Start MATERIAL PROVIDED

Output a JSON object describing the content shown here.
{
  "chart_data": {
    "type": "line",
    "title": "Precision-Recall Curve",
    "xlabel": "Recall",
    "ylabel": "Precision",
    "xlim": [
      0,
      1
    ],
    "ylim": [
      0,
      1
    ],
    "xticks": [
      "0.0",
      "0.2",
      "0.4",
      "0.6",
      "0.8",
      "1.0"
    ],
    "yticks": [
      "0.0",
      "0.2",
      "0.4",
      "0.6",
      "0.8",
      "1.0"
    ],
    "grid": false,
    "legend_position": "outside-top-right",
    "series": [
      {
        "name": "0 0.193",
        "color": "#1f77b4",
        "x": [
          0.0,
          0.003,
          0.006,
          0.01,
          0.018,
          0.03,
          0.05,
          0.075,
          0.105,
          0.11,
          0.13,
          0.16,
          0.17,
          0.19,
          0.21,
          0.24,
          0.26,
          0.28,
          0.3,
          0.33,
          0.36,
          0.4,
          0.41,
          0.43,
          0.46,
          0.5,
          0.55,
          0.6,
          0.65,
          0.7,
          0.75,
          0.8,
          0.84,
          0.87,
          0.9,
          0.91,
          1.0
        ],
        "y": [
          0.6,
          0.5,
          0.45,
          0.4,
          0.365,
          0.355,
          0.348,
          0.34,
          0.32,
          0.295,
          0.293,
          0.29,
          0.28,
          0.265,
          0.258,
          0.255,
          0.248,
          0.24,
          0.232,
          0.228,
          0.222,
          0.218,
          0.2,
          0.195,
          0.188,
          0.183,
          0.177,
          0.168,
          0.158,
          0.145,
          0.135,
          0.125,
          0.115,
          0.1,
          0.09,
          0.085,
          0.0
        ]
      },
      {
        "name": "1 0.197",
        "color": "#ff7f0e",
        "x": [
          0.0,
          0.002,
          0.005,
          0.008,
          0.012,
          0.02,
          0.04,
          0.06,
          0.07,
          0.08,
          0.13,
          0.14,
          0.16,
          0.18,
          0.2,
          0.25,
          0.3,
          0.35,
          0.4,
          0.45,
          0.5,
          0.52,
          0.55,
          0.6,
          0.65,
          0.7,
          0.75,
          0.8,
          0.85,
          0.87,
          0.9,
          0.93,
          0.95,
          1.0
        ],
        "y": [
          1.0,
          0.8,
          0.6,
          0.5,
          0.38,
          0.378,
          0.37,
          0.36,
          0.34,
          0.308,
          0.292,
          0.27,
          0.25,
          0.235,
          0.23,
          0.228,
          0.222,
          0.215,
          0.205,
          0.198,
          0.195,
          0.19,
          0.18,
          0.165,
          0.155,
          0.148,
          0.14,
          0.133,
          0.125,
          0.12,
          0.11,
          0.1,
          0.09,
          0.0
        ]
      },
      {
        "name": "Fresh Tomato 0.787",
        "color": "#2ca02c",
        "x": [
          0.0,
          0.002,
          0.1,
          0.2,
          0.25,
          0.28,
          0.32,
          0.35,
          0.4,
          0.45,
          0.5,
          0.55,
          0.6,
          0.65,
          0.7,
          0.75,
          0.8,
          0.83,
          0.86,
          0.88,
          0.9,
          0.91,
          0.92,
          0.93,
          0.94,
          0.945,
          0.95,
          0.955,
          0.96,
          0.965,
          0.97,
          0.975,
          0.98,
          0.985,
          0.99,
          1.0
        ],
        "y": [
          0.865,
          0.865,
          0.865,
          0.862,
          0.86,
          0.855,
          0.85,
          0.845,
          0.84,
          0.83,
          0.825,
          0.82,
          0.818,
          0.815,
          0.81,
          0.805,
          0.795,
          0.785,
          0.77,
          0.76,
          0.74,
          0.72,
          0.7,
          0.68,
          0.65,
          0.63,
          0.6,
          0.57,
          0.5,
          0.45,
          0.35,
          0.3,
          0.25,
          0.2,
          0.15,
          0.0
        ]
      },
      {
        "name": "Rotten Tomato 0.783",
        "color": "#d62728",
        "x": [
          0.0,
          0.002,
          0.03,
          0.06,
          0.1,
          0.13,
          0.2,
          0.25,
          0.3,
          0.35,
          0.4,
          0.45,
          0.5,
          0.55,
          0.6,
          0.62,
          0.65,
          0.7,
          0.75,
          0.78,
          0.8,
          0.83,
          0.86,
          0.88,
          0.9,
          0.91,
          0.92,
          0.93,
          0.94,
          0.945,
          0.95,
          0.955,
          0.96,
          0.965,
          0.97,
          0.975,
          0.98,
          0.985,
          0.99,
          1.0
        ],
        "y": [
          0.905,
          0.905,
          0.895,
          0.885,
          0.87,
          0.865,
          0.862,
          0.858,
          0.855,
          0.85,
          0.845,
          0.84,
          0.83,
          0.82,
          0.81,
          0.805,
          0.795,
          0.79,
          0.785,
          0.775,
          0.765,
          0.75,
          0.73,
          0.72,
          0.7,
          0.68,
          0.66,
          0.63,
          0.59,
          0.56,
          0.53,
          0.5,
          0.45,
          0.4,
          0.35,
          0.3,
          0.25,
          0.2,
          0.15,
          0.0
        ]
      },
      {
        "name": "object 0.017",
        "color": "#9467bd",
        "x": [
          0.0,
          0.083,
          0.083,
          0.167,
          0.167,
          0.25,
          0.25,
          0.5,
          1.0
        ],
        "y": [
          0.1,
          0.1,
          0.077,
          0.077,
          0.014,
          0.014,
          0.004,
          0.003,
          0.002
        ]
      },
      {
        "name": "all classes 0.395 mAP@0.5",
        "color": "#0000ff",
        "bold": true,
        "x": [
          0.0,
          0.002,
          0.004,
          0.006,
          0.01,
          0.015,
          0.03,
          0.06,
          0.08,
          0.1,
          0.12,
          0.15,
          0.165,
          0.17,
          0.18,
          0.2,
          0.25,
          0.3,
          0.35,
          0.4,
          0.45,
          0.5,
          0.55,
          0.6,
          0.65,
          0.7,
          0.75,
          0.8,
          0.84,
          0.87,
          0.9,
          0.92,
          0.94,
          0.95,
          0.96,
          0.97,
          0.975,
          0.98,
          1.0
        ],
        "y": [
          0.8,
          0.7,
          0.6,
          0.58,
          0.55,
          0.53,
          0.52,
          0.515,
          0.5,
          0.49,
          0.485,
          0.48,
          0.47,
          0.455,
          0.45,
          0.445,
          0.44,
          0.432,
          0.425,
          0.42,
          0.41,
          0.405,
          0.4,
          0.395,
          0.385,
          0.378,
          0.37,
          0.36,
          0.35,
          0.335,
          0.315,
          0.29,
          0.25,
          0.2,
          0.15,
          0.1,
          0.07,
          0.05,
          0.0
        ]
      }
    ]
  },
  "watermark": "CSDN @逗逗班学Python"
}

End MATERIAL PROVIDED

### WHAT IS NEEDED
Working from the material above, retype it in its entirety without change.

### TASK RESPONSE
Output a JSON object describing the content shown here.
{
  "chart_data": {
    "type": "line",
    "title": "Precision-Recall Curve",
    "xlabel": "Recall",
    "ylabel": "Precision",
    "xlim": [
      0,
      1
    ],
    "ylim": [
      0,
      1
    ],
    "xticks": [
      "0.0",
      "0.2",
      "0.4",
      "0.6",
      "0.8",
      "1.0"
    ],
    "yticks": [
      "0.0",
      "0.2",
      "0.4",
      "0.6",
      "0.8",
      "1.0"
    ],
    "grid": false,
    "legend_position": "outside-top-right",
    "series": [
      {
        "name": "0 0.193",
        "color": "#1f77b4",
        "x": [
          0.0,
          0.003,
          0.006,
          0.01,
          0.018,
          0.03,
          0.05,
          0.075,
          0.105,
          0.11,
          0.13,
          0.16,
          0.17,
          0.19,
          0.21,
          0.24,
          0.26,
          0.28,
          0.3,
          0.33,
          0.36,
          0.4,
          0.41,
          0.43,
          0.46,
          0.5,
          0.55,
          0.6,
          0.65,
          0.7,
          0.75,
          0.8,
          0.84,
          0.87,
          0.9,
          0.91,
          1.0
        ],
        "y": [
          0.6,
          0.5,
          0.45,
          0.4,
          0.365,
          0.355,
          0.348,
          0.34,
          0.32,
          0.295,
          0.293,
          0.29,
          0.28,
          0.265,
          0.258,
          0.255,
          0.248,
          0.24,
          0.232,
          0.228,
          0.222,
          0.218,
          0.2,
          0.195,
          0.188,
          0.183,
          0.177,
          0.168,
          0.158,
          0.145,
          0.135,
          0.125,
          0.115,
          0.1,
          0.09,
          0.085,
          0.0
        ]
      },
      {
        "name": "1 0.197",
        "color": "#ff7f0e",
        "x": [
          0.0,
          0.002,
          0.005,
          0.008,
          0.012,
          0.02,
          0.04,
          0.06,
          0.07,
          0.08,
          0.13,
          0.14,
          0.16,
          0.18,
          0.2,
          0.25,
          0.3,
          0.35,
          0.4,
          0.45,
          0.5,
          0.52,
          0.55,
          0.6,
          0.65,
          0.7,
          0.75,
          0.8,
          0.85,
          0.87,
          0.9,
          0.93,
          0.95,
          1.0
        ],
        "y": [
          1.0,
          0.8,
          0.6,
          0.5,
          0.38,
          0.378,
          0.37,
          0.36,
          0.34,
          0.308,
          0.292,
          0.27,
          0.25,
          0.235,
          0.23,
          0.228,
          0.222,
          0.215,
          0.205,
          0.198,
          0.195,
          0.19,
          0.18,
          0.165,
          0.155,
          0.148,
          0.14,
          0.133,
          0.125,
          0.12,
          0.11,
          0.1,
          0.09,
          0.0
        ]
      },
      {
        "name": "Fresh Tomato 0.787",
        "color": "#2ca02c",
        "x": [
          0.0,
          0.002,
          0.1,
          0.2,
          0.25,
          0.28,
          0.32,
          0.35,
          0.4,
          0.45,
          0.5,
          0.55,
          0.6,
          0.65,
          0.7,
          0.75,
          0.8,
          0.83,
          0.86,
          0.88,
          0.9,
          0.91,
          0.92,
          0.93,
          0.94,
          0.945,
          0.95,
          0.955,
          0.96,
          0.965,
          0.97,
          0.975,
          0.98,
          0.985,
          0.99,
          1.0
        ],
        "y": [
          0.865,
          0.865,
          0.865,
          0.862,
          0.86,
          0.855,
          0.85,
          0.845,
          0.84,
          0.83,
          0.825,
          0.82,
          0.818,
          0.815,
          0.81,
          0.805,
          0.795,
          0.785,
          0.77,
          0.76,
          0.74,
          0.72,
          0.7,
          0.68,
          0.65,
          0.63,
          0.6,
          0.57,
          0.5,
          0.45,
          0.35,
          0.3,
          0.25,
          0.2,
          0.15,
          0.0
        ]
      },
      {
        "name": "Rotten Tomato 0.783",
        "color": "#d62728",
        "x": [
          0.0,
          0.002,
          0.03,
          0.06,
          0.1,
          0.13,
          0.2,
          0.25,
          0.3,
          0.35,
          0.4,
          0.45,
          0.5,
          0.55,
          0.6,
          0.62,
          0.65,
          0.7,
          0.75,
          0.78,
          0.8,
          0.83,
          0.86,
          0.88,
          0.9,
          0.91,
          0.92,
          0.93,
          0.94,
          0.945,
          0.95,
          0.955,
          0.96,
          0.965,
          0.97,
          0.975,
          0.98,
          0.985,
          0.99,
          1.0
        ],
        "y": [
          0.905,
          0.905,
          0.895,
          0.885,
          0.87,
          0.865,
          0.862,
          0.858,
          0.855,
          0.85,
          0.845,
          0.84,
          0.83,
          0.82,
          0.81,
          0.805,
          0.795,
          0.79,
          0.785,
          0.775,
          0.765,
          0.75,
          0.73,
          0.72,
          0.7,
          0.68,
          0.66,
          0.63,
          0.59,
          0.56,
          0.53,
          0.5,
          0.45,
          0.4,
          0.35,
          0.3,
          0.25,
          0.2,
          0.15,
          0.0
        ]
      },
      {
        "name": "object 0.017",
        "color": "#9467bd",
        "x": [
          0.0,
          0.083,
          0.083,
          0.167,
          0.167,
          0.25,
          0.25,
          0.5,
          1.0
        ],
        "y": [
          0.1,
          0.1,
          0.077,
          0.077,
          0.014,
          0.014,
          0.004,
          0.003,
          0.002
        ]
      },
      {
        "name": "all classes 0.395 mAP@0.5",
        "color": "#0000ff",
        "bold": true,
        "x": [
          0.0,
          0.002,
          0.004,
          0.006,
          0.01,
          0.015,
          0.03,
          0.06,
          0.08,
          0.1,
          0.12,
          0.15,
          0.165,
          0.17,
          0.18,
          0.2,
          0.25,
          0.3,
          0.35,
          0.4,
          0.45,
          0.5,
          0.55,
          0.6,
          0.65,
          0.7,
          0.75,
          0.8,
          0.84,
          0.87,
          0.9,
          0.92,
          0.94,
          0.95,
          0.96,
          0.97,
          0.975,
          0.98,
          1.0
        ],
        "y": [
          0.8,
          0.7,
          0.6,
          0.58,
          0.55,
          0.53,
          0.52,
          0.515,
          0.5,
          0.49,
          0.485,
          0.48,
          0.47,
          0.455,
          0.45,
          0.445,
          0.44,
          0.432,
          0.425,
          0.42,
          0.41,
          0.405,
          0.4,
          0.395,
          0.385,
          0.378,
          0.37,
          0.36,
          0.35,
          0.335,
          0.315,
          0.29,
          0.25,
          0.2,
          0.15,
          0.1,
          0.07,
          0.05,
          0.0
        ]
      }
    ]
  },
  "watermark": "CSDN @逗逗班学Python"
}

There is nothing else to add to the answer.